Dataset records
::::

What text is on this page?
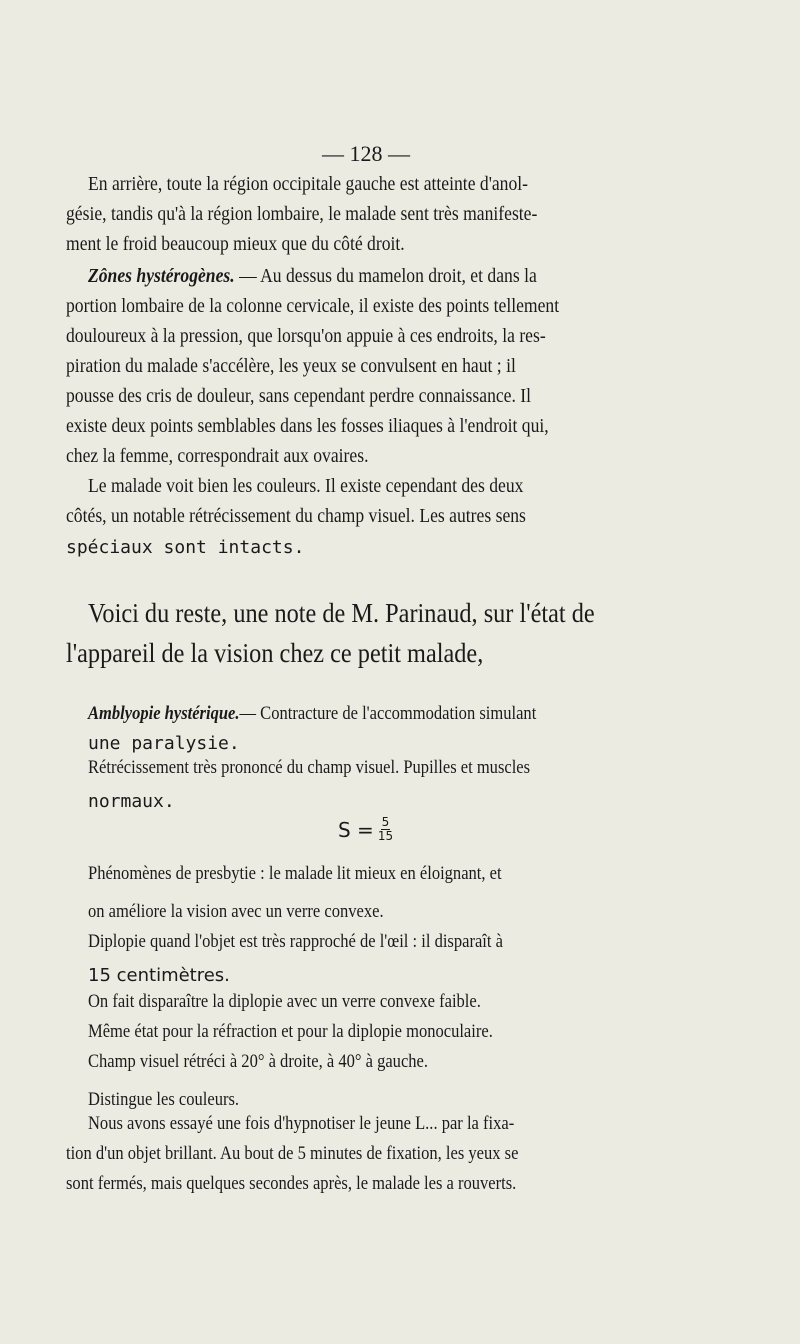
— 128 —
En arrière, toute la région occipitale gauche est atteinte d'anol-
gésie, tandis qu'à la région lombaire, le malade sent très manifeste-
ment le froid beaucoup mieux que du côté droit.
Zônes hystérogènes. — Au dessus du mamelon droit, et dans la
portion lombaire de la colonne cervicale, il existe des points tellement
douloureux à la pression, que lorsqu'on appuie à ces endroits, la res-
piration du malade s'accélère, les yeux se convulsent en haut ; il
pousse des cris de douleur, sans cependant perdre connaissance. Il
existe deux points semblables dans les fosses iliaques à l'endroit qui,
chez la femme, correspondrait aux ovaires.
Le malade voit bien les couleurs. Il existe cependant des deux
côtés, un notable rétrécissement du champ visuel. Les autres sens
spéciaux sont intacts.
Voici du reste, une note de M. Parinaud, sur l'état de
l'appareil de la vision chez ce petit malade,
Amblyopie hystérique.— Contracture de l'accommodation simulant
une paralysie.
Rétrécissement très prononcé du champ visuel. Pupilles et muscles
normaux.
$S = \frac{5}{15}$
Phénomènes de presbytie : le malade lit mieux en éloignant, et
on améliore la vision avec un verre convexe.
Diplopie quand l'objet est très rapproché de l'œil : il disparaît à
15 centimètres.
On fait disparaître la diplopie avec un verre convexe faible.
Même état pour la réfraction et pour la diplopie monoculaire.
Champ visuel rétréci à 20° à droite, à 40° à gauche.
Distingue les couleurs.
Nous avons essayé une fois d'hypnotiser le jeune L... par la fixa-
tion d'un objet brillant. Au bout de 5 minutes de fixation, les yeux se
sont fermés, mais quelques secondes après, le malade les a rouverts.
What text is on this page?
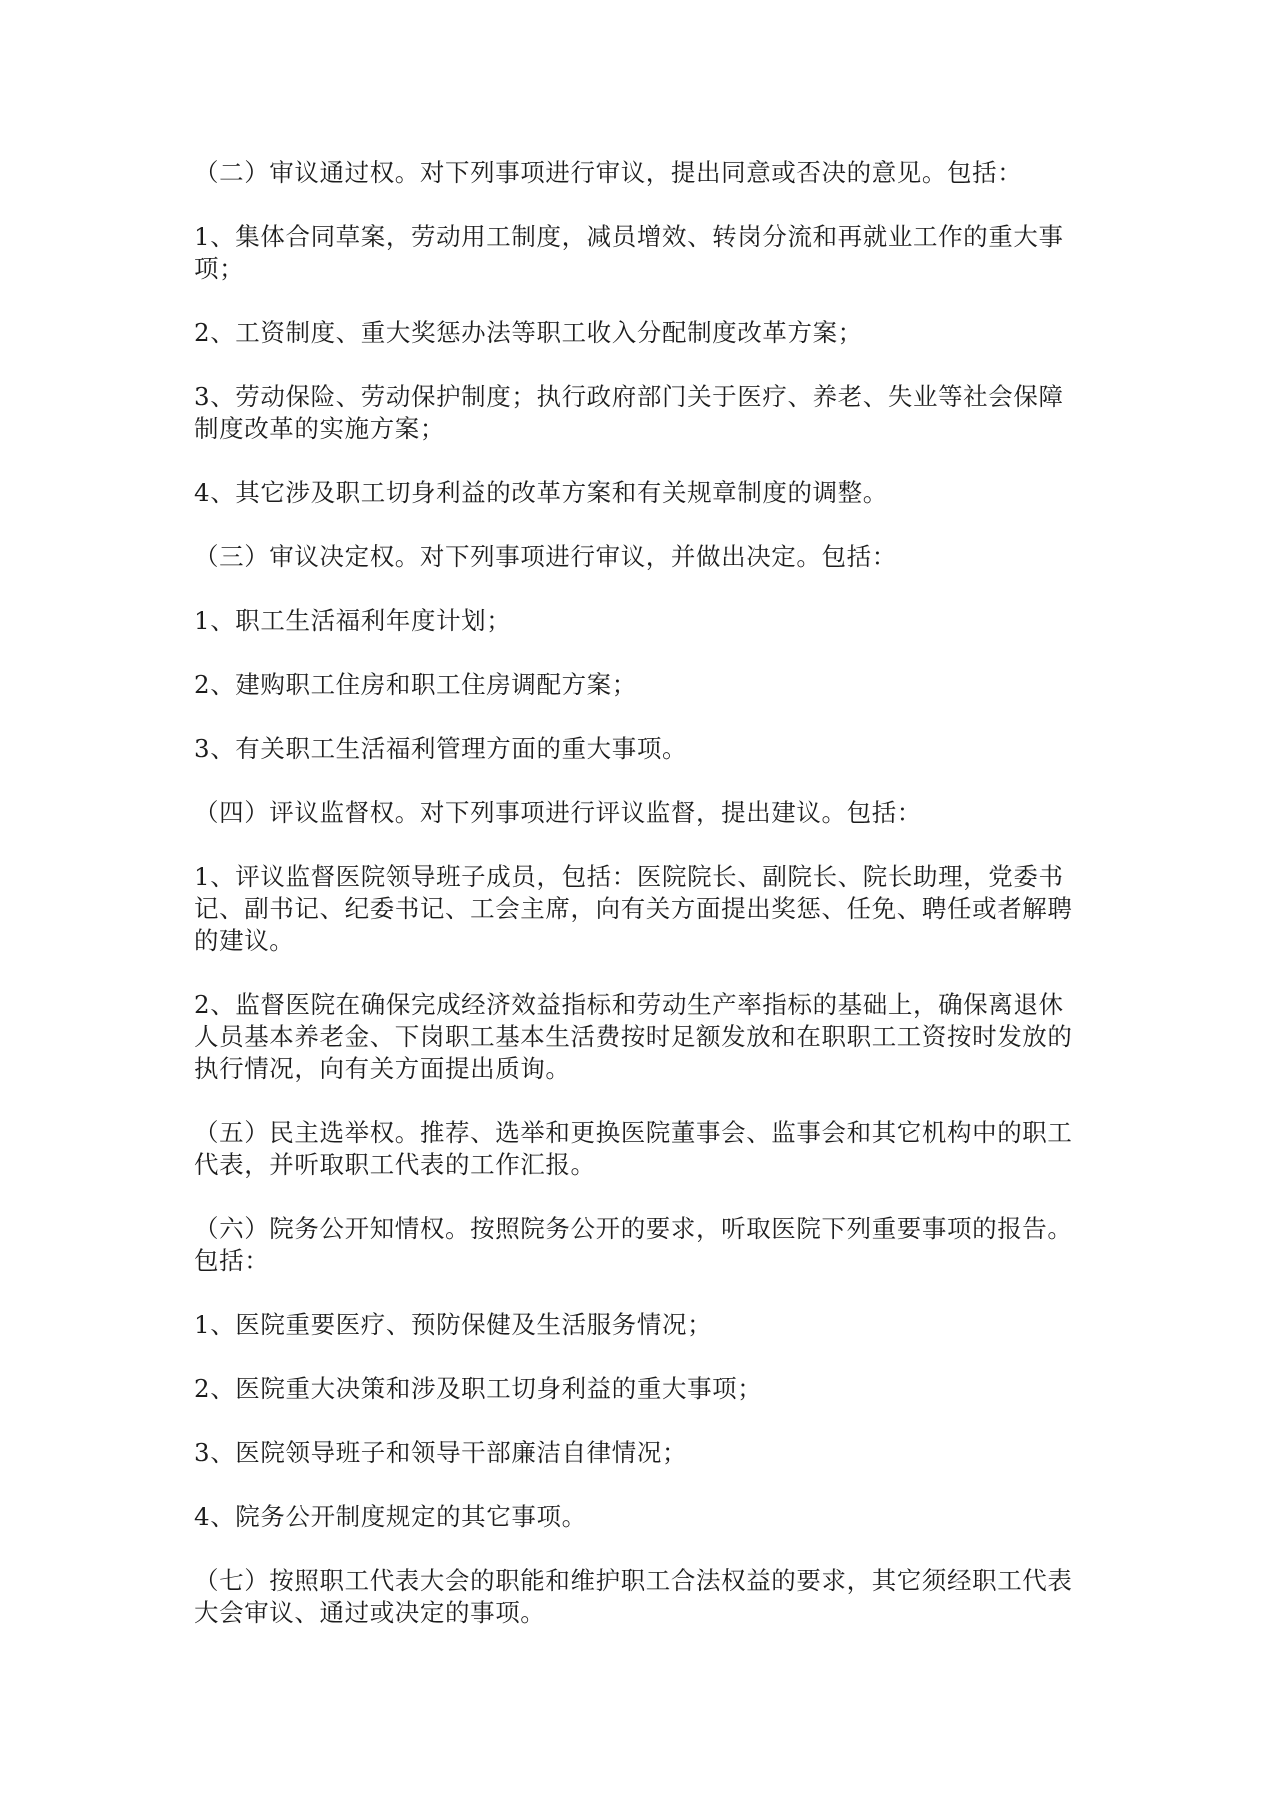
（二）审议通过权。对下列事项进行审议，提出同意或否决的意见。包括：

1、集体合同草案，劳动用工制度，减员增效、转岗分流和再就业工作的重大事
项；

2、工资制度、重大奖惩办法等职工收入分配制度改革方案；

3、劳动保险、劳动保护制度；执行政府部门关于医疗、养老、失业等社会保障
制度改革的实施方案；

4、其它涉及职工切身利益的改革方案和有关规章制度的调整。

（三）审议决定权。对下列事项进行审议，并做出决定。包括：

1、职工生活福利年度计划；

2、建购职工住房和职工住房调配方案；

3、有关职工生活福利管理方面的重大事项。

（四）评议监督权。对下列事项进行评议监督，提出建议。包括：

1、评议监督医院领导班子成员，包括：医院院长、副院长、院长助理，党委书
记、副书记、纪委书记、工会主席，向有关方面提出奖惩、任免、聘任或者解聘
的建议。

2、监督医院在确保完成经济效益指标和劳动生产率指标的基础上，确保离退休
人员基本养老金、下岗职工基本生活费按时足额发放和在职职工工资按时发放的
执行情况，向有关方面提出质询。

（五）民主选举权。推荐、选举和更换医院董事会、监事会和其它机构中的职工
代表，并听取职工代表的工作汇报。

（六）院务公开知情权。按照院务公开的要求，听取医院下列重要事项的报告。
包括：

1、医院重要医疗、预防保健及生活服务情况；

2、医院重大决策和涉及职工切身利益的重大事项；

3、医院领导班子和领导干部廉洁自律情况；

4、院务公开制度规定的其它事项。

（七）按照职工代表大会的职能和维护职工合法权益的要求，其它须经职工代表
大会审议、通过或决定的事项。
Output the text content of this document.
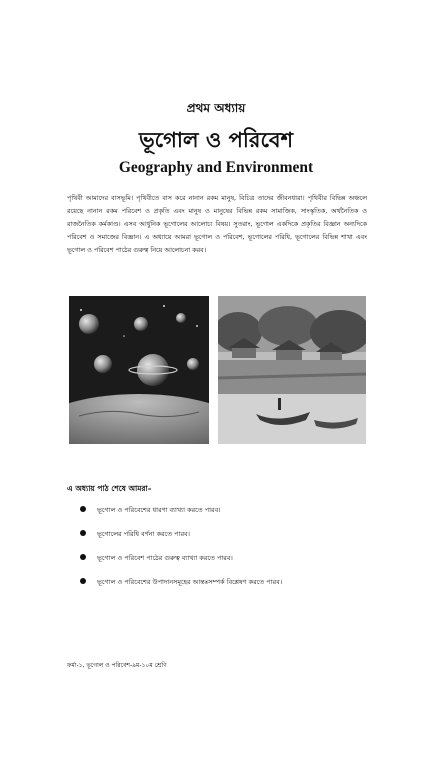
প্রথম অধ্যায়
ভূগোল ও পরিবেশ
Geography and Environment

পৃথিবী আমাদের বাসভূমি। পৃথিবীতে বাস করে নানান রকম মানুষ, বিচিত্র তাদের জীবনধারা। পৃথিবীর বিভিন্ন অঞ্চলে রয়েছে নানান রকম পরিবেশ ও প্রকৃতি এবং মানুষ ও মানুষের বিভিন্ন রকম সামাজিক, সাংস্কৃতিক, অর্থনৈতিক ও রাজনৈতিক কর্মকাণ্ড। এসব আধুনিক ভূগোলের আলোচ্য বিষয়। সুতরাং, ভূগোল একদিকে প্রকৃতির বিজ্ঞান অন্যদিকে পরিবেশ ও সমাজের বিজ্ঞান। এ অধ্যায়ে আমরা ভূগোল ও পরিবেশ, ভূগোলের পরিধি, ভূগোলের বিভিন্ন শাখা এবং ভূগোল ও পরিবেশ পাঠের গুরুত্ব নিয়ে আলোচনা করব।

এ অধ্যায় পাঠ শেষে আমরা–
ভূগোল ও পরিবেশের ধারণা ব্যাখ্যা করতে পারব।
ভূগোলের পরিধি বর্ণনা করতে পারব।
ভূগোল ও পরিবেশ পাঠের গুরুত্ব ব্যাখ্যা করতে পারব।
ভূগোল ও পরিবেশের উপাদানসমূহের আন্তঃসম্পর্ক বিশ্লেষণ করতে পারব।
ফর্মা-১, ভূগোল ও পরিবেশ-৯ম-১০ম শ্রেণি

::::

Among the lines of the material, find those that hold the word "visuel" and copy them.

côtés, un notable rétrécissement du champ visuel. Les autres sens
Rétrécissement très prononcé du champ visuel. Pupilles et muscles
Champ visuel rétréci à 20° à droite, à 40° à gauche.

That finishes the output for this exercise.